WORK INSTRUCTIONS
Single out each line with the word "vertices" and copy it.

MATERIALS PROVIDED
********************

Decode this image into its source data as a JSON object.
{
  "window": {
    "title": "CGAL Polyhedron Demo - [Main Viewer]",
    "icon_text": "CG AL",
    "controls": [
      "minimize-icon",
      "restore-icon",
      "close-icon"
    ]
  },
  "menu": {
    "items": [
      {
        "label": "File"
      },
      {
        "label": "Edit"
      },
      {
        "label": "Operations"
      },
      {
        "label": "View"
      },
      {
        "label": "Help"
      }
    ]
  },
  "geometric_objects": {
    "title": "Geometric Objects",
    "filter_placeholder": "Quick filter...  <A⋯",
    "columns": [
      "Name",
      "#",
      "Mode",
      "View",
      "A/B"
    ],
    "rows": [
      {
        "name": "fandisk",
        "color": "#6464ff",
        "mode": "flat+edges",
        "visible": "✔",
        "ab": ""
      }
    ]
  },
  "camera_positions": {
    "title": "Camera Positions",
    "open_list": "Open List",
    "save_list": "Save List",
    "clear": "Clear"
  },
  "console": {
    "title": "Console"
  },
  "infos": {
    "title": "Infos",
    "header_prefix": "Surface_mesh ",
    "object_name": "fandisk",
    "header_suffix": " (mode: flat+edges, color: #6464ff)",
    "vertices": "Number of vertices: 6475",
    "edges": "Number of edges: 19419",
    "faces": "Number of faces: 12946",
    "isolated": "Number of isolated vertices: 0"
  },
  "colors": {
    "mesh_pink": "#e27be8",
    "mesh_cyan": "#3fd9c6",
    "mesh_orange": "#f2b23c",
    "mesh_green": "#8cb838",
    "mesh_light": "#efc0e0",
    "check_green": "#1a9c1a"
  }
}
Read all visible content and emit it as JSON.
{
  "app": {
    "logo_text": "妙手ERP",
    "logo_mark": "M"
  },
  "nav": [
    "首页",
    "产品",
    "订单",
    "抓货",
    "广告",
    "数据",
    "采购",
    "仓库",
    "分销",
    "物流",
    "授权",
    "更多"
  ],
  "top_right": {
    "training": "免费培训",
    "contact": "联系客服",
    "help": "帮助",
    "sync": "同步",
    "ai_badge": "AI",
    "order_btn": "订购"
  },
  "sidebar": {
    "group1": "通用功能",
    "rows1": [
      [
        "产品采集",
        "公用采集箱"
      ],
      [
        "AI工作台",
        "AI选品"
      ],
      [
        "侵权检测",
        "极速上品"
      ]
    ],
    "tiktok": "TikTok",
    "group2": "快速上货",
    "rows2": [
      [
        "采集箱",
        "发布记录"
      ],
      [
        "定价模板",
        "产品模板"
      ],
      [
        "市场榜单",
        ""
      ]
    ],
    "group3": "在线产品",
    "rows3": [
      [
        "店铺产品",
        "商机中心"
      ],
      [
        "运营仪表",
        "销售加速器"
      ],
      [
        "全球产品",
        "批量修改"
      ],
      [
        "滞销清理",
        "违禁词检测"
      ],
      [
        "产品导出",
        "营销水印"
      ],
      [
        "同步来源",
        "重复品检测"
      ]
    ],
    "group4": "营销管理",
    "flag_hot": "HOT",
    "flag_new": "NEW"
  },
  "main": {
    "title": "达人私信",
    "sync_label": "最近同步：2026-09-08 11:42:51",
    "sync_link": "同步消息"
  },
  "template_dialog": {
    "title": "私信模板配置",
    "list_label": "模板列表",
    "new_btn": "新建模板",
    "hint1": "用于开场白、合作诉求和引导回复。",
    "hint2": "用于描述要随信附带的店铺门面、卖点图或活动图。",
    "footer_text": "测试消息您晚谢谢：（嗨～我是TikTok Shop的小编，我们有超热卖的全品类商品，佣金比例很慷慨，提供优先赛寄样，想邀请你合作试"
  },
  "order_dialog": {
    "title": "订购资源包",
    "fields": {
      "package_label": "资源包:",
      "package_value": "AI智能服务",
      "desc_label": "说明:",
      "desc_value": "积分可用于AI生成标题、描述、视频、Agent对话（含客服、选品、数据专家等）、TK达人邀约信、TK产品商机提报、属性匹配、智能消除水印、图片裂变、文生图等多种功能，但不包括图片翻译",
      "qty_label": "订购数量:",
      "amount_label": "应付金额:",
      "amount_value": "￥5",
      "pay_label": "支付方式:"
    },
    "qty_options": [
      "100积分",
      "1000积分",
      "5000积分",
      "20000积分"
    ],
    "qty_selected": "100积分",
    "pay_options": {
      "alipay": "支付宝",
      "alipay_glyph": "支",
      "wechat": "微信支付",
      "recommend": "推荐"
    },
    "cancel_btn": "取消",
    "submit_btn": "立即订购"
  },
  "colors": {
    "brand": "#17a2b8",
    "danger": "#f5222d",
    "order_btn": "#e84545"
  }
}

********************

FINAL RESULT
    "vertices": "Number of vertices: 6475",
    "isolated": "Number of isolated vertices: 0"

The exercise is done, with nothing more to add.